◆ **TASK INSTRUCTIONS**
Output every entry exactly, from the first line to the last.

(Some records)
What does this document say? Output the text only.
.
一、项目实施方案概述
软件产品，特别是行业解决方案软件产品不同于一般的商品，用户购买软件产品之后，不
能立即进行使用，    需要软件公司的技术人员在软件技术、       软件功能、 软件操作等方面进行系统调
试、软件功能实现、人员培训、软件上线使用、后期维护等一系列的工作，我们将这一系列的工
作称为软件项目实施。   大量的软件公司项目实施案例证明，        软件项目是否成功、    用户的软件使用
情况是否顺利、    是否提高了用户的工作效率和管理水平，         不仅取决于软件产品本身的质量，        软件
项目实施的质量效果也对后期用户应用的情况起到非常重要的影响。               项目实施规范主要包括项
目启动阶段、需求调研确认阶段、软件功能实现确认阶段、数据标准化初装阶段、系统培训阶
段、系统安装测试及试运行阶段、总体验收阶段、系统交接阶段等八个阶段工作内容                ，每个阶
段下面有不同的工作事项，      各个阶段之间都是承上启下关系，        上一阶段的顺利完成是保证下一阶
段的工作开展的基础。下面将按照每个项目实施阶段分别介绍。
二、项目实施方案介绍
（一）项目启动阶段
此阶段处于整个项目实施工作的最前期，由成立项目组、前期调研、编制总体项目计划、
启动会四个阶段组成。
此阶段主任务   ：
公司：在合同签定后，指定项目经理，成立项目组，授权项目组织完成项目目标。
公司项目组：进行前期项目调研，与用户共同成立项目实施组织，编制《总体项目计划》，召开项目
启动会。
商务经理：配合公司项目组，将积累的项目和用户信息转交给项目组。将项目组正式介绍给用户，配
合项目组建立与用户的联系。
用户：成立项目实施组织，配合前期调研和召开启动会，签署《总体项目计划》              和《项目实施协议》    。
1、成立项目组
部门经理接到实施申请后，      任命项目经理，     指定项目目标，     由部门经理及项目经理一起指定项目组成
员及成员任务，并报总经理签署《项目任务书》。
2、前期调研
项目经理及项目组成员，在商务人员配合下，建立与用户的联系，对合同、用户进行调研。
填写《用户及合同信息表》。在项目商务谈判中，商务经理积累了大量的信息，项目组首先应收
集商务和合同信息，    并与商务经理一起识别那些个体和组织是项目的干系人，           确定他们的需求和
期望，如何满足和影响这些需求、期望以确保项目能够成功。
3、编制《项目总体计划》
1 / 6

◆ **EXERCISE RESPONSE**
What does this document say? Output the text only.
.
一、项目实施方案概述
软件产品，特别是行业解决方案软件产品不同于一般的商品，用户购买软件产品之后，不
能立即进行使用，    需要软件公司的技术人员在软件技术、       软件功能、 软件操作等方面进行系统调
试、软件功能实现、人员培训、软件上线使用、后期维护等一系列的工作，我们将这一系列的工
作称为软件项目实施。   大量的软件公司项目实施案例证明，        软件项目是否成功、    用户的软件使用
情况是否顺利、    是否提高了用户的工作效率和管理水平，         不仅取决于软件产品本身的质量，        软件
项目实施的质量效果也对后期用户应用的情况起到非常重要的影响。               项目实施规范主要包括项
目启动阶段、需求调研确认阶段、软件功能实现确认阶段、数据标准化初装阶段、系统培训阶
段、系统安装测试及试运行阶段、总体验收阶段、系统交接阶段等八个阶段工作内容                ，每个阶
段下面有不同的工作事项，      各个阶段之间都是承上启下关系，        上一阶段的顺利完成是保证下一阶
段的工作开展的基础。下面将按照每个项目实施阶段分别介绍。
二、项目实施方案介绍
（一）项目启动阶段
此阶段处于整个项目实施工作的最前期，由成立项目组、前期调研、编制总体项目计划、
启动会四个阶段组成。
此阶段主任务   ：
公司：在合同签定后，指定项目经理，成立项目组，授权项目组织完成项目目标。
公司项目组：进行前期项目调研，与用户共同成立项目实施组织，编制《总体项目计划》，召开项目
启动会。
商务经理：配合公司项目组，将积累的项目和用户信息转交给项目组。将项目组正式介绍给用户，配
合项目组建立与用户的联系。
用户：成立项目实施组织，配合前期调研和召开启动会，签署《总体项目计划》              和《项目实施协议》    。
1、成立项目组
部门经理接到实施申请后，      任命项目经理，     指定项目目标，     由部门经理及项目经理一起指定项目组成
员及成员任务，并报总经理签署《项目任务书》。
2、前期调研
项目经理及项目组成员，在商务人员配合下，建立与用户的联系，对合同、用户进行调研。
填写《用户及合同信息表》。在项目商务谈判中，商务经理积累了大量的信息，项目组首先应收
集商务和合同信息，    并与商务经理一起识别那些个体和组织是项目的干系人，           确定他们的需求和
期望，如何满足和影响这些需求、期望以确保项目能够成功。
3、编制《项目总体计划》
1 / 6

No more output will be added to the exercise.